Task prompt
Present the stretch of material from the line containing "Output each element" through the line containing "cell-decreased-accel: 1.6%: [716, 440, 875, 483]" as a Markdown table with columns Index and Content. Skip any blank lines.

Entries shown
==============================
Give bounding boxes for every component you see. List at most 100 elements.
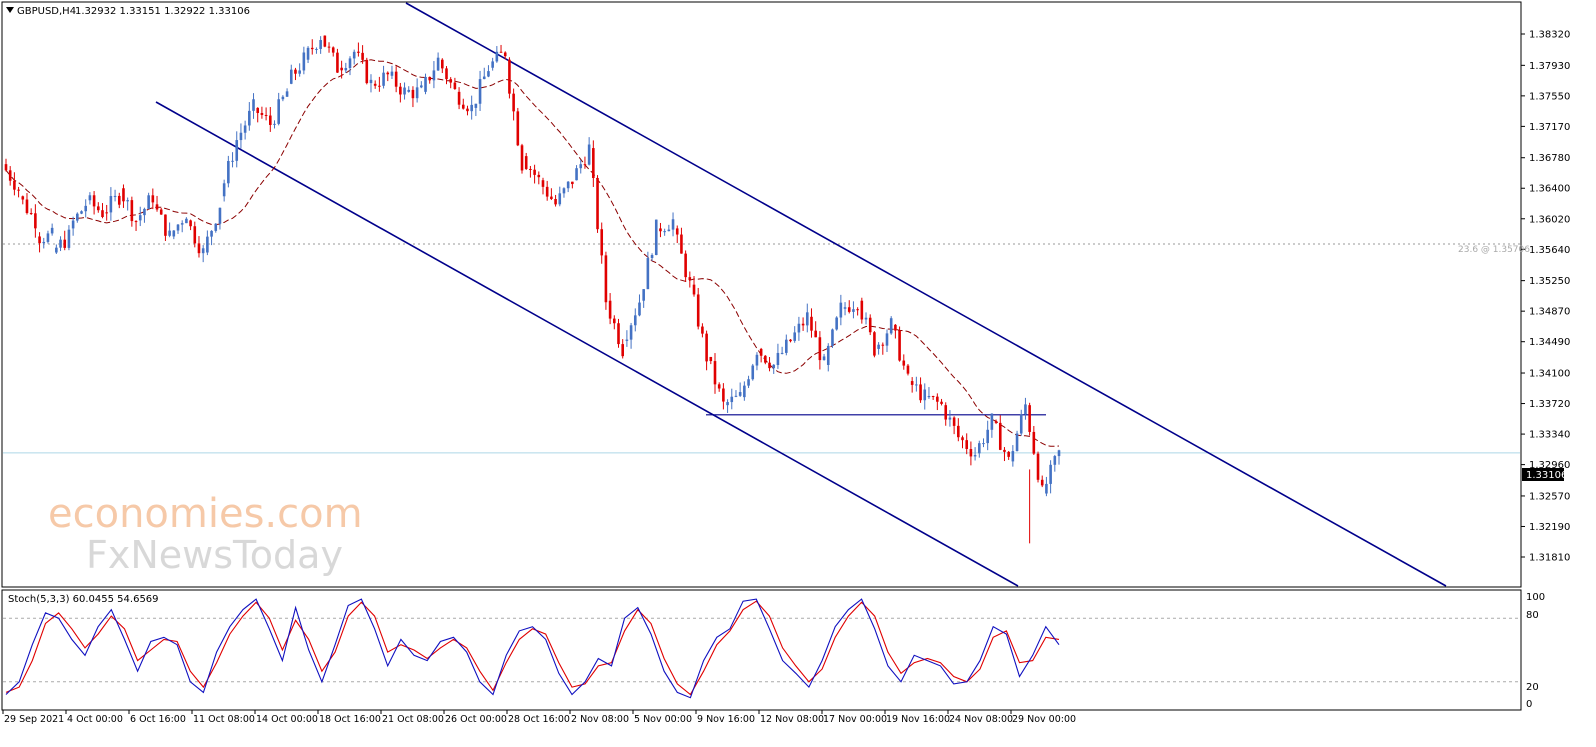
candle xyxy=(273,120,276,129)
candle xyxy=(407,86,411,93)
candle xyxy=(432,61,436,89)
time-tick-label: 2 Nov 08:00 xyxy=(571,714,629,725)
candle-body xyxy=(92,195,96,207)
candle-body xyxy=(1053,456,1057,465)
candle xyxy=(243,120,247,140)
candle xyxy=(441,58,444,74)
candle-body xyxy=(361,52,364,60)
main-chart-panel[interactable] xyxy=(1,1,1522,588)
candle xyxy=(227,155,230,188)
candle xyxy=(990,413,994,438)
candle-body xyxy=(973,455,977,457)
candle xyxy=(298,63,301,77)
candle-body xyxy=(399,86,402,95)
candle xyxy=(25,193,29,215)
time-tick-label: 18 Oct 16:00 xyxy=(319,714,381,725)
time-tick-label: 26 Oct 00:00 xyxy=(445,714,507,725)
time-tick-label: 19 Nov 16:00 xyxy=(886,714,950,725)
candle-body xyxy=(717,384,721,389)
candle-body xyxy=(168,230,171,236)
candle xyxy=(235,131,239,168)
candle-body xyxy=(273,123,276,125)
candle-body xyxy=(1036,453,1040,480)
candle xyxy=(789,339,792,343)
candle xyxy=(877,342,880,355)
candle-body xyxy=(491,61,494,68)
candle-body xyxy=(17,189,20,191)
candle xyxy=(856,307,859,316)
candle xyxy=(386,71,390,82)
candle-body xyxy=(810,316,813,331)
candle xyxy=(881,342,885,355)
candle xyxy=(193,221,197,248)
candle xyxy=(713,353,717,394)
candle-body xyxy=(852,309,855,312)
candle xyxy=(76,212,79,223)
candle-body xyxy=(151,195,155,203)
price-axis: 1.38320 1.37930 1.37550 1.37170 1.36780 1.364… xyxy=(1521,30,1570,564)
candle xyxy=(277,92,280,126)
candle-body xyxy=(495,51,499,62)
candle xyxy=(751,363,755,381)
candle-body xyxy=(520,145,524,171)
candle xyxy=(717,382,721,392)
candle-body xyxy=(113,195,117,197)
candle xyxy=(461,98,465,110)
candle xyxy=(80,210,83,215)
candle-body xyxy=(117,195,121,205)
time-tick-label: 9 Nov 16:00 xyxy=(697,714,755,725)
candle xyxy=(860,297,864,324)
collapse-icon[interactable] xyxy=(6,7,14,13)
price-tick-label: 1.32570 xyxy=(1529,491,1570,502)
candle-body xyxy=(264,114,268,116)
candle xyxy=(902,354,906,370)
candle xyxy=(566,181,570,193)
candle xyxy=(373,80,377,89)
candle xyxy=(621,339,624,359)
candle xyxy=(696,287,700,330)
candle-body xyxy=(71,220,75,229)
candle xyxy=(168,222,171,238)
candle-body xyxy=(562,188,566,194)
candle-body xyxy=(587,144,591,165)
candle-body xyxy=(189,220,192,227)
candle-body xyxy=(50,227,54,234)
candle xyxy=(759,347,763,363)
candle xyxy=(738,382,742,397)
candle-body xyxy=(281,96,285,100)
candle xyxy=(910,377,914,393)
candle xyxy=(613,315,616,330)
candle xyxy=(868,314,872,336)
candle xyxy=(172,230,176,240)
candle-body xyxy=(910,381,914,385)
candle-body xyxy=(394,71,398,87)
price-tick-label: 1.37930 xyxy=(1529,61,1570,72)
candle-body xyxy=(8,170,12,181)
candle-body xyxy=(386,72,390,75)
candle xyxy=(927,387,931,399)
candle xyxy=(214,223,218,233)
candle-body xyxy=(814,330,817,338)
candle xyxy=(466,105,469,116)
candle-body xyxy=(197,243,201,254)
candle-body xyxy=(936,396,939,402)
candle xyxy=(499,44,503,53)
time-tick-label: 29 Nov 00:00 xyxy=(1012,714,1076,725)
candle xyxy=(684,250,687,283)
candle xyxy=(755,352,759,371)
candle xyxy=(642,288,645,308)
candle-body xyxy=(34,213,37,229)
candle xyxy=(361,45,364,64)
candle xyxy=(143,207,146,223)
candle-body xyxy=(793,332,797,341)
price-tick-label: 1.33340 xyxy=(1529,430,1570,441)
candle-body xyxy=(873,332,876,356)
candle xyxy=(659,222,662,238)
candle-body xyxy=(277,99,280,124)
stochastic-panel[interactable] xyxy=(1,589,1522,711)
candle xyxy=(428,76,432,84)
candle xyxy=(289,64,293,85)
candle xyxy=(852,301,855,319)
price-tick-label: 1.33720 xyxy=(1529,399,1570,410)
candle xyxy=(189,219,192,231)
==============================
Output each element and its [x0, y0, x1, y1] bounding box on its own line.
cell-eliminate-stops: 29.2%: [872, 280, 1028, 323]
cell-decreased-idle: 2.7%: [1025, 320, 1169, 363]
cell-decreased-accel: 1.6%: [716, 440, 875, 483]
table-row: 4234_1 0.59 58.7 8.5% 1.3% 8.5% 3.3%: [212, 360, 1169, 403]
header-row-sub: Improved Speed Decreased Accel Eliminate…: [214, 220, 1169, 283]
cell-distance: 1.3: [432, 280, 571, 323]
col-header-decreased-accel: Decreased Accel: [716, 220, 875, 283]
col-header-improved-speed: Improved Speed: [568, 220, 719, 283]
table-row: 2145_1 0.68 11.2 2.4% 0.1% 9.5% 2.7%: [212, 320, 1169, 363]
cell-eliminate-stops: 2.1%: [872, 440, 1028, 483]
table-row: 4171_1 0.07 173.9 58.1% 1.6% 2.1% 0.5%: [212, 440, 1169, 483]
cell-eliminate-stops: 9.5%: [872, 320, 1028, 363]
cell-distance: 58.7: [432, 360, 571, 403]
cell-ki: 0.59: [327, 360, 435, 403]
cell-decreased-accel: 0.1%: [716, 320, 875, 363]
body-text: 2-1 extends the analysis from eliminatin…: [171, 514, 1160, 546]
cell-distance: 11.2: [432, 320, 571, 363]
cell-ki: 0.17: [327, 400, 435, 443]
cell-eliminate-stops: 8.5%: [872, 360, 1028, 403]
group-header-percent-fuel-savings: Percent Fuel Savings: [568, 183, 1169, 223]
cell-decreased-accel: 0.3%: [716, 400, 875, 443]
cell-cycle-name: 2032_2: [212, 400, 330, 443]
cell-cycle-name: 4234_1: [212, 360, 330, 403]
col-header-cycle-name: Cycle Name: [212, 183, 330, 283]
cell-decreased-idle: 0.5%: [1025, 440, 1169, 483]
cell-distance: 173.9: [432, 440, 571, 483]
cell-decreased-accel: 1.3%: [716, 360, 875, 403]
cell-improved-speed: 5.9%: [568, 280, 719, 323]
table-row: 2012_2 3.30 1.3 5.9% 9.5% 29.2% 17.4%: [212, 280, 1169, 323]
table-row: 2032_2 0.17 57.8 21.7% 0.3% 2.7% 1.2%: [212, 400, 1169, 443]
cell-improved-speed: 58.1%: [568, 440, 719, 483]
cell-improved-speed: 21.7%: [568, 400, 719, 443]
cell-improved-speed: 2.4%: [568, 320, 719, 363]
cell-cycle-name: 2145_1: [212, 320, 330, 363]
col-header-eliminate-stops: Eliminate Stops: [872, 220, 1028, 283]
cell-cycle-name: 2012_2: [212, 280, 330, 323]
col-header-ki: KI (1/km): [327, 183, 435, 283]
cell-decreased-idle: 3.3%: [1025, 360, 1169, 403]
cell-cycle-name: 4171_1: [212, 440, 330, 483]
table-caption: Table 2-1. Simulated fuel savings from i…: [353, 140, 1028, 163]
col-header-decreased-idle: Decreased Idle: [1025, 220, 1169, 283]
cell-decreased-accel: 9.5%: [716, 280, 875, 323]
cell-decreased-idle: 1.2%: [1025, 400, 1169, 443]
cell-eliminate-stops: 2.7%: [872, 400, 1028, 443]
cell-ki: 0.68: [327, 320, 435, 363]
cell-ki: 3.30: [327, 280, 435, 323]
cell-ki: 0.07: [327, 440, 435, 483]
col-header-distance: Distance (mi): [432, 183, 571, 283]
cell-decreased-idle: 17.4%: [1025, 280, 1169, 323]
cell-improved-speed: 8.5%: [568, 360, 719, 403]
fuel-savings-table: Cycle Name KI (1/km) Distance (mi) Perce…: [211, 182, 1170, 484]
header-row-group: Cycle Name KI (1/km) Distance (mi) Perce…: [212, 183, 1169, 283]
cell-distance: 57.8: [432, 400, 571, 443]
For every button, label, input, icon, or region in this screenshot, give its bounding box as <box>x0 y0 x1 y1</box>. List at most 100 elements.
==============================
Exercise output
| Index | Content |
|---|---|
| 1 | Output each element and its [x0, y0, x1, y1] bounding box on its own line. |
| 2 | cell-eliminate-stops: 29.2%: [872, 280, 1028, 323] |
| 3 | cell-decreased-idle: 2.7%: [1025, 320, 1169, 363] |
| 4 | cell-decreased-accel: 1.6%: [716, 440, 875, 483] |